start STORED ROWS

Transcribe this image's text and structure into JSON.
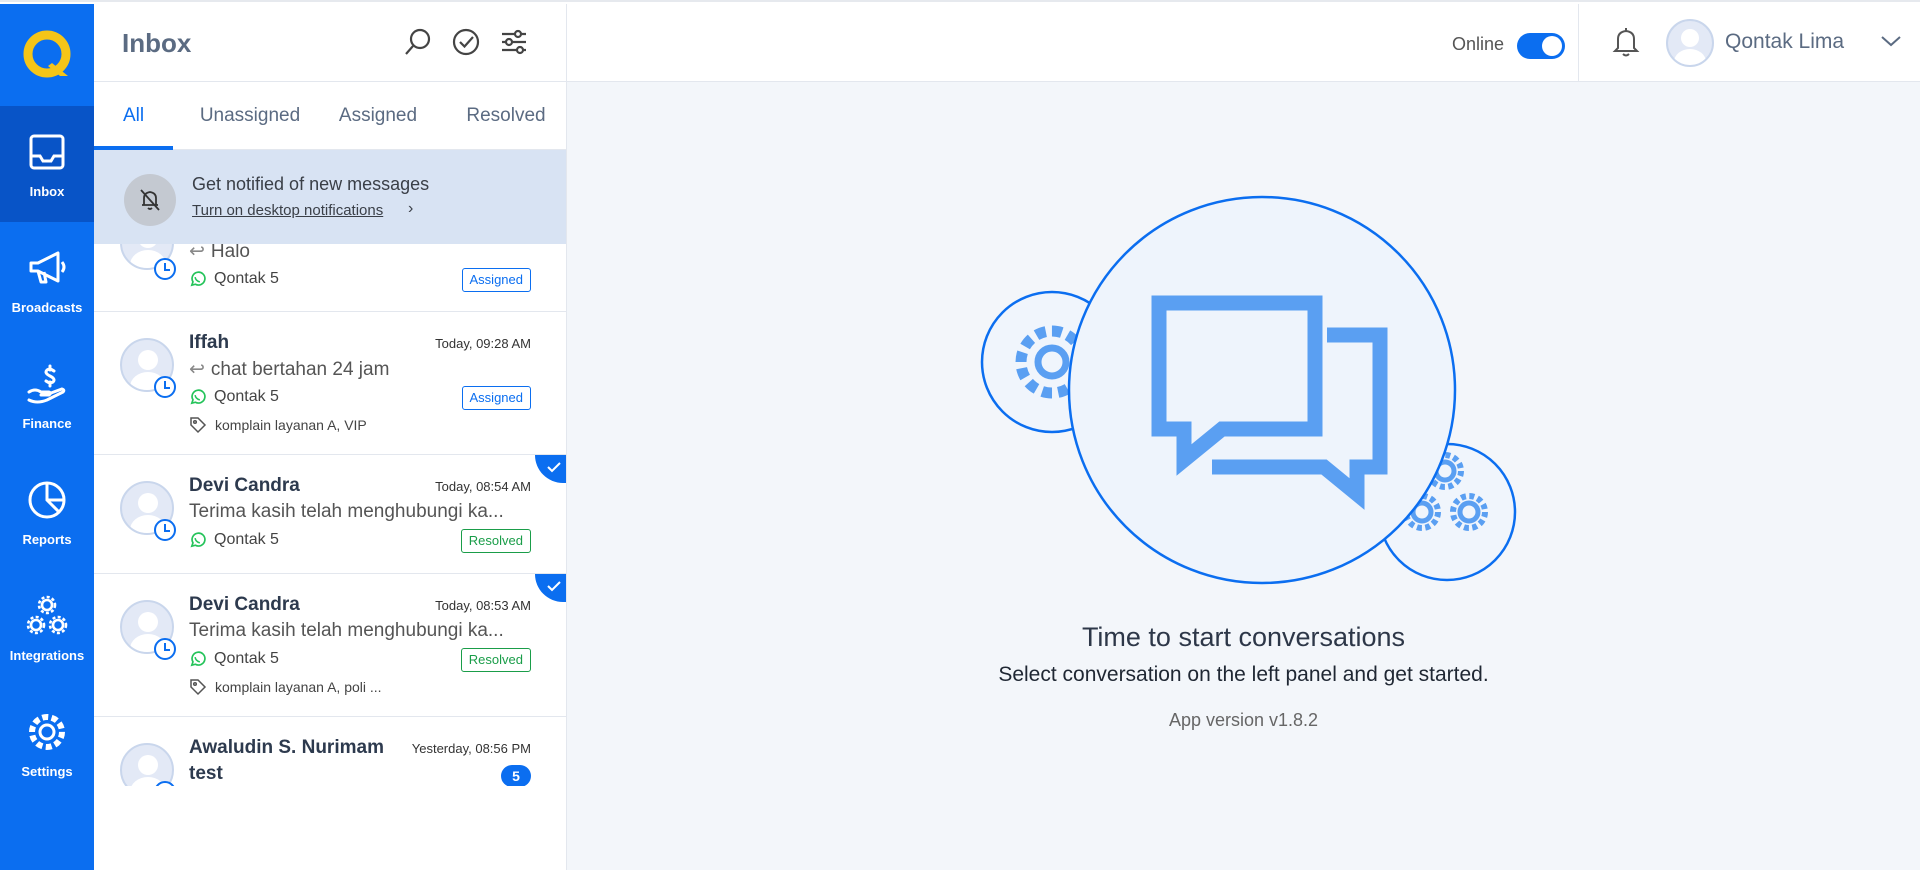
{
  "sidebar": {
    "items": [
      {
        "label": "Inbox",
        "icon": "inbox-icon",
        "active": true
      },
      {
        "label": "Broadcasts",
        "icon": "megaphone-icon"
      },
      {
        "label": "Finance",
        "icon": "finance-icon"
      },
      {
        "label": "Reports",
        "icon": "pie-chart-icon"
      },
      {
        "label": "Integrations",
        "icon": "integrations-icon"
      },
      {
        "label": "Settings",
        "icon": "gear-icon"
      }
    ]
  },
  "inbox": {
    "title": "Inbox",
    "tabs": [
      "All",
      "Unassigned",
      "Assigned",
      "Resolved"
    ],
    "active_tab": "All"
  },
  "notification": {
    "title": "Get notified of new messages",
    "link": "Turn on desktop notifications",
    "chevron": "›"
  },
  "conversations": [
    {
      "name": "",
      "time": "",
      "message": "Halo",
      "channel": "Qontak 5",
      "status": "Assigned"
    },
    {
      "name": "Iffah",
      "time": "Today, 09:28 AM",
      "message": "chat bertahan 24 jam",
      "channel": "Qontak 5",
      "status": "Assigned",
      "tags": "komplain layanan A, VIP"
    },
    {
      "name": "Devi Candra",
      "time": "Today, 08:54 AM",
      "message": "Terima kasih telah menghubungi ka...",
      "channel": "Qontak 5",
      "status": "Resolved"
    },
    {
      "name": "Devi Candra",
      "time": "Today, 08:53 AM",
      "message": "Terima kasih telah menghubungi ka...",
      "channel": "Qontak 5",
      "status": "Resolved",
      "tags": "komplain layanan A, poli ..."
    },
    {
      "name": "Awaludin S. Nurimam",
      "time": "Yesterday, 08:56 PM",
      "message": "test",
      "unread": "5"
    }
  ],
  "topbar": {
    "status_label": "Online",
    "status_on": true,
    "user_name": "Qontak Lima"
  },
  "main": {
    "title": "Time to start conversations",
    "subtitle": "Select conversation on the left panel and get started.",
    "version": "App version v1.8.2"
  },
  "colors": {
    "brand_blue": "#0b6ef0",
    "sidebar_active": "#0854c7",
    "resolved_green": "#1a9d49",
    "logo_yellow": "#f5c518"
  }
}
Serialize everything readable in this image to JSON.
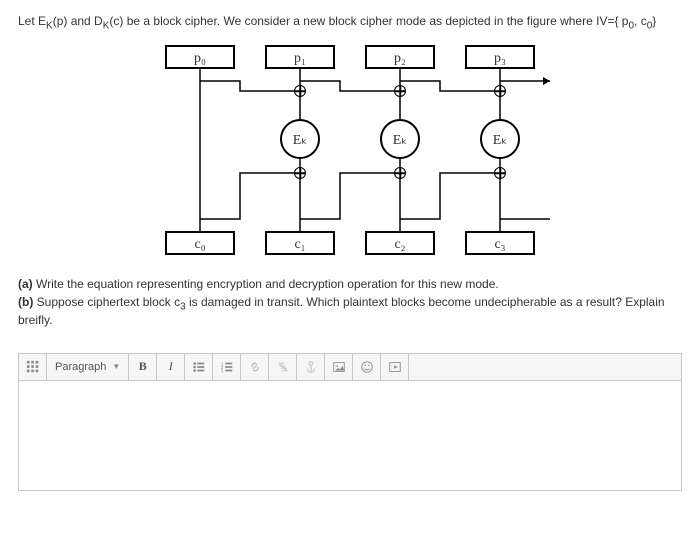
{
  "intro": {
    "pre": "Let E",
    "sub1": "K",
    "mid1": "(p) and D",
    "sub2": "K",
    "mid2": "(c) be a block cipher. We consider a new block cipher mode as depicted in the figure where  IV={ p",
    "sub3": "0",
    "mid3": ", c",
    "sub4": "0",
    "end": "}"
  },
  "diagram": {
    "p": [
      "p₀",
      "p₁",
      "p₂",
      "p₃"
    ],
    "c": [
      "c₀",
      "c₁",
      "c₂",
      "c₃"
    ],
    "e": "Eₖ"
  },
  "questions": {
    "a_label": "(a)",
    "a_text": " Write the equation representing encryption and decryption operation for this new mode.",
    "b_label": "(b)",
    "b_text_pre": " Suppose ciphertext block c",
    "b_sub": "3",
    "b_text_post": " is damaged in transit. Which plaintext blocks become undecipherable as a result? Explain breifly."
  },
  "toolbar": {
    "grid_icon": "grid-icon",
    "paragraph": "Paragraph",
    "bold": "B",
    "italic": "I",
    "ul": "bullet-list-icon",
    "ol": "numbered-list-icon",
    "link": "link-icon",
    "unlink": "unlink-icon",
    "anchor": "anchor-icon",
    "image": "image-icon",
    "emoji": "emoji-icon",
    "embed": "embed-icon"
  }
}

end STORED ROWS

■ **PROBLEM**
Filter the listing above for the string "conversations" and copy every matching line.

■ **ANSWER TO THE TASK**
  "conversations": [
    "title": "Time to start conversations",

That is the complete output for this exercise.